▶ [Written problem]
Return the material word for word. Do not include pictures.

▶ [Materials provided]

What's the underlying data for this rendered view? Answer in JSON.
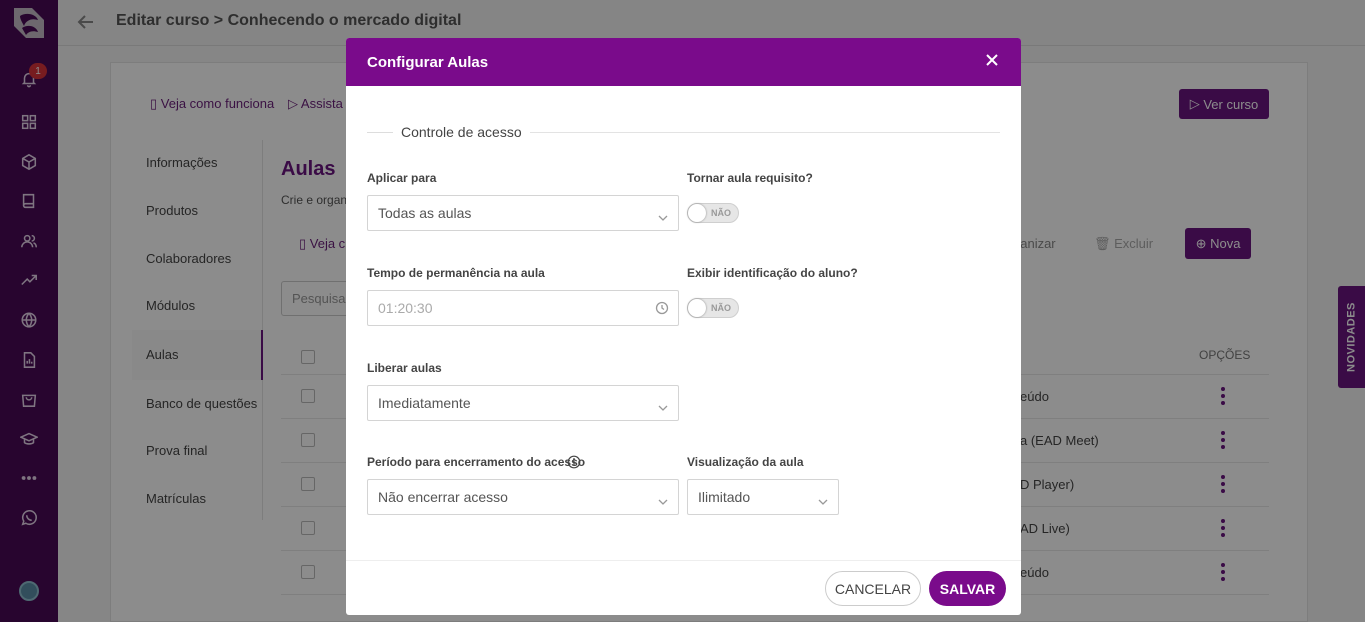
{
  "app": {
    "notification_count": "1"
  },
  "topbar": {
    "title": "Editar curso > Conhecendo o mercado digital"
  },
  "background": {
    "link_how_it_works": "Veja como funciona",
    "link_watch": "Assista",
    "ver_curso": "Ver curso",
    "subnav": [
      "Informações",
      "Produtos",
      "Colaboradores",
      "Módulos",
      "Aulas",
      "Banco de questões",
      "Prova final",
      "Matrículas"
    ],
    "aulas_title": "Aulas",
    "aulas_sub": "Crie e organ",
    "veja_link": "Veja c",
    "organizar": "ganizar",
    "excluir": "Excluir",
    "nova": "Nova",
    "search_placeholder": "Pesquisa",
    "opcoes": "OPÇÕES",
    "rows": [
      "eúdo",
      "a (EAD Meet)",
      "D Player)",
      "AD Live)",
      "eúdo"
    ],
    "novidades": "NOVIDADES"
  },
  "modal": {
    "title": "Configurar Aulas",
    "section": "Controle de acesso",
    "aplicar_para": {
      "label": "Aplicar para",
      "value": "Todas as aulas"
    },
    "tornar_requisito": {
      "label": "Tornar aula requisito?",
      "state": "NÃO"
    },
    "tempo_permanencia": {
      "label": "Tempo de permanência na aula",
      "placeholder": "01:20:30"
    },
    "exibir_identificacao": {
      "label": "Exibir identificação do aluno?",
      "state": "NÃO"
    },
    "liberar_aulas": {
      "label": "Liberar aulas",
      "value": "Imediatamente"
    },
    "periodo_encerramento": {
      "label": "Período para encerramento do acesso",
      "value": "Não encerrar acesso"
    },
    "visualizacao": {
      "label": "Visualização da aula",
      "value": "Ilimitado"
    },
    "cancel_label": "CANCELAR",
    "save_label": "SALVAR"
  },
  "colors": {
    "brand": "#7a0b8b",
    "sidebar": "#4a0a57"
  }
}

▶ [Response for this exercise]
What's the underlying data for this rendered view? Answer in JSON.
{
  "app": {
    "notification_count": "1"
  },
  "topbar": {
    "title": "Editar curso > Conhecendo o mercado digital"
  },
  "background": {
    "link_how_it_works": "Veja como funciona",
    "link_watch": "Assista",
    "ver_curso": "Ver curso",
    "subnav": [
      "Informações",
      "Produtos",
      "Colaboradores",
      "Módulos",
      "Aulas",
      "Banco de questões",
      "Prova final",
      "Matrículas"
    ],
    "aulas_title": "Aulas",
    "aulas_sub": "Crie e organ",
    "veja_link": "Veja c",
    "organizar": "ganizar",
    "excluir": "Excluir",
    "nova": "Nova",
    "search_placeholder": "Pesquisa",
    "opcoes": "OPÇÕES",
    "rows": [
      "eúdo",
      "a (EAD Meet)",
      "D Player)",
      "AD Live)",
      "eúdo"
    ],
    "novidades": "NOVIDADES"
  },
  "modal": {
    "title": "Configurar Aulas",
    "section": "Controle de acesso",
    "aplicar_para": {
      "label": "Aplicar para",
      "value": "Todas as aulas"
    },
    "tornar_requisito": {
      "label": "Tornar aula requisito?",
      "state": "NÃO"
    },
    "tempo_permanencia": {
      "label": "Tempo de permanência na aula",
      "placeholder": "01:20:30"
    },
    "exibir_identificacao": {
      "label": "Exibir identificação do aluno?",
      "state": "NÃO"
    },
    "liberar_aulas": {
      "label": "Liberar aulas",
      "value": "Imediatamente"
    },
    "periodo_encerramento": {
      "label": "Período para encerramento do acesso",
      "value": "Não encerrar acesso"
    },
    "visualizacao": {
      "label": "Visualização da aula",
      "value": "Ilimitado"
    },
    "cancel_label": "CANCELAR",
    "save_label": "SALVAR"
  },
  "colors": {
    "brand": "#7a0b8b",
    "sidebar": "#4a0a57"
  }
}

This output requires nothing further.